#### [DIRECTION]
Every line of the listing must be reproduced as it stands. Leave the images behind.

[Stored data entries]
((

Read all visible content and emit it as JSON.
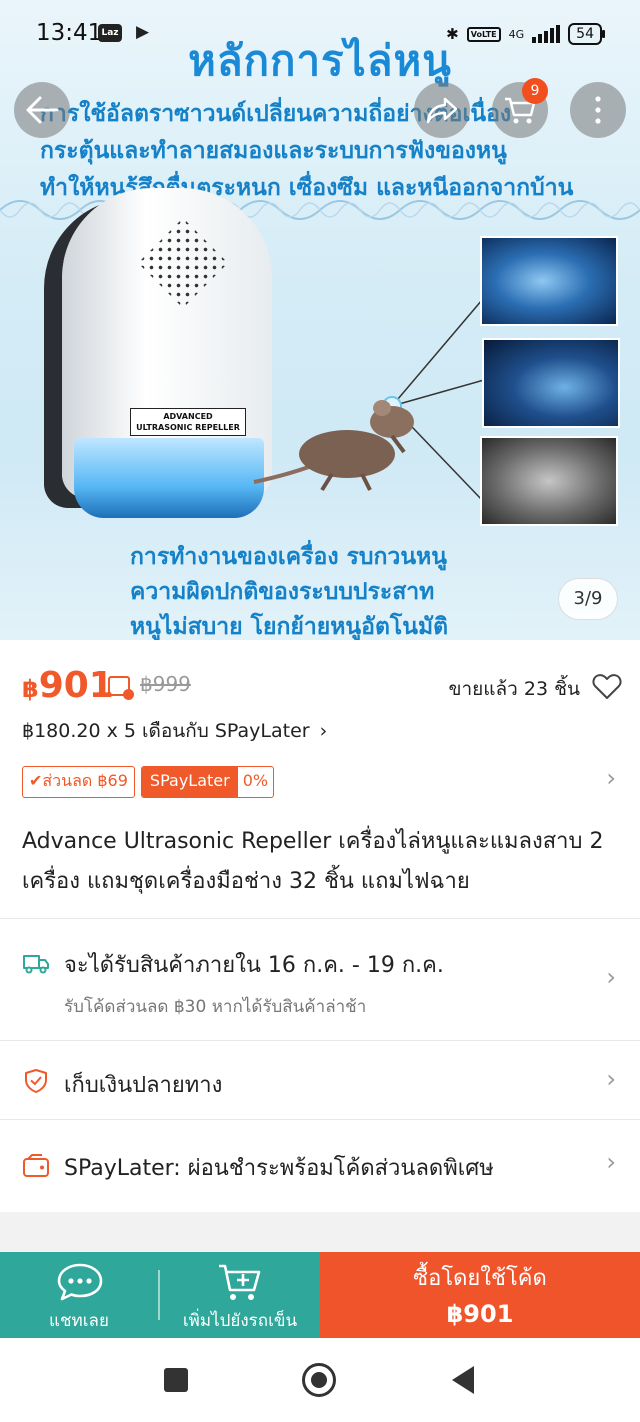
{
  "status_bar": {
    "time": "13:41",
    "laz_label": "Laz",
    "network": "4G",
    "volte": "VoLTE",
    "battery": "54"
  },
  "hero": {
    "title": "หลักการไล่หนู",
    "lines": [
      "การใช้อัลตราซาวนด์เปลี่ยนความถี่อย่างต่อเนื่อง",
      "กระตุ้นและทำลายสมองและระบบการฟังของหนู",
      "ทำให้หนูรู้สึกตื่นตระหนก เซื่องซึม และหนีออกจากบ้าน"
    ],
    "device_label": [
      "ADVANCED",
      "ULTRASONIC REPELLER"
    ],
    "bottom_lines": [
      "การทำงานของเครื่อง    รบกวนหนู",
      "ความผิดปกติของระบบประสาท",
      "หนูไม่สบาย    โยกย้ายหนูอัตโนมัติ"
    ],
    "image_counter": "3/9",
    "cart_count": "9"
  },
  "price": {
    "currency": "฿",
    "current": "901",
    "original": "฿999",
    "sold": "ขายแล้ว 23 ชิ้น",
    "installment_prefix": "฿180.20 x 5 เดือนกับ ",
    "installment_brand": "SPayLater",
    "installment_chevron": "›"
  },
  "tags": {
    "discount": "✔ส่วนลด ฿69",
    "spaylater": "SPayLater",
    "spaylater_rate": "0%"
  },
  "product_title": "Advance Ultrasonic Repeller เครื่องไล่หนูและแมลงสาบ 2 เครื่อง แถมชุดเครื่องมือช่าง 32 ชิ้น แถมไฟฉาย",
  "delivery": {
    "text": "จะได้รับสินค้าภายใน 16 ก.ค. - 19 ก.ค.",
    "subtext": "รับโค้ดส่วนลด ฿30 หากได้รับสินค้าล่าช้า"
  },
  "cod": {
    "text": "เก็บเงินปลายทาง"
  },
  "spaylater_row": {
    "text": "SPayLater: ผ่อนชำระพร้อมโค้ดส่วนลดพิเศษ"
  },
  "bottom_bar": {
    "chat_label": "แชทเลย",
    "add_cart_label": "เพิ่มไปยังรถเข็น",
    "buy_label": "ซื้อโดยใช้โค้ด",
    "buy_price": "฿901"
  },
  "colors": {
    "accent": "#f0592a",
    "green": "#2fa79a",
    "buy": "#f0542b"
  }
}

))

#### [SOLUTION]
Read all visible content and emit it as JSON.
{
  "status_bar": {
    "time": "13:41",
    "laz_label": "Laz",
    "network": "4G",
    "volte": "VoLTE",
    "battery": "54"
  },
  "hero": {
    "title": "หลักการไล่หนู",
    "lines": [
      "การใช้อัลตราซาวนด์เปลี่ยนความถี่อย่างต่อเนื่อง",
      "กระตุ้นและทำลายสมองและระบบการฟังของหนู",
      "ทำให้หนูรู้สึกตื่นตระหนก เซื่องซึม และหนีออกจากบ้าน"
    ],
    "device_label": [
      "ADVANCED",
      "ULTRASONIC REPELLER"
    ],
    "bottom_lines": [
      "การทำงานของเครื่อง    รบกวนหนู",
      "ความผิดปกติของระบบประสาท",
      "หนูไม่สบาย    โยกย้ายหนูอัตโนมัติ"
    ],
    "image_counter": "3/9",
    "cart_count": "9"
  },
  "price": {
    "currency": "฿",
    "current": "901",
    "original": "฿999",
    "sold": "ขายแล้ว 23 ชิ้น",
    "installment_prefix": "฿180.20 x 5 เดือนกับ ",
    "installment_brand": "SPayLater",
    "installment_chevron": "›"
  },
  "tags": {
    "discount": "✔ส่วนลด ฿69",
    "spaylater": "SPayLater",
    "spaylater_rate": "0%"
  },
  "product_title": "Advance Ultrasonic Repeller เครื่องไล่หนูและแมลงสาบ 2 เครื่อง แถมชุดเครื่องมือช่าง 32 ชิ้น แถมไฟฉาย",
  "delivery": {
    "text": "จะได้รับสินค้าภายใน 16 ก.ค. - 19 ก.ค.",
    "subtext": "รับโค้ดส่วนลด ฿30 หากได้รับสินค้าล่าช้า"
  },
  "cod": {
    "text": "เก็บเงินปลายทาง"
  },
  "spaylater_row": {
    "text": "SPayLater: ผ่อนชำระพร้อมโค้ดส่วนลดพิเศษ"
  },
  "bottom_bar": {
    "chat_label": "แชทเลย",
    "add_cart_label": "เพิ่มไปยังรถเข็น",
    "buy_label": "ซื้อโดยใช้โค้ด",
    "buy_price": "฿901"
  },
  "colors": {
    "accent": "#f0592a",
    "green": "#2fa79a",
    "buy": "#f0542b"
  }
}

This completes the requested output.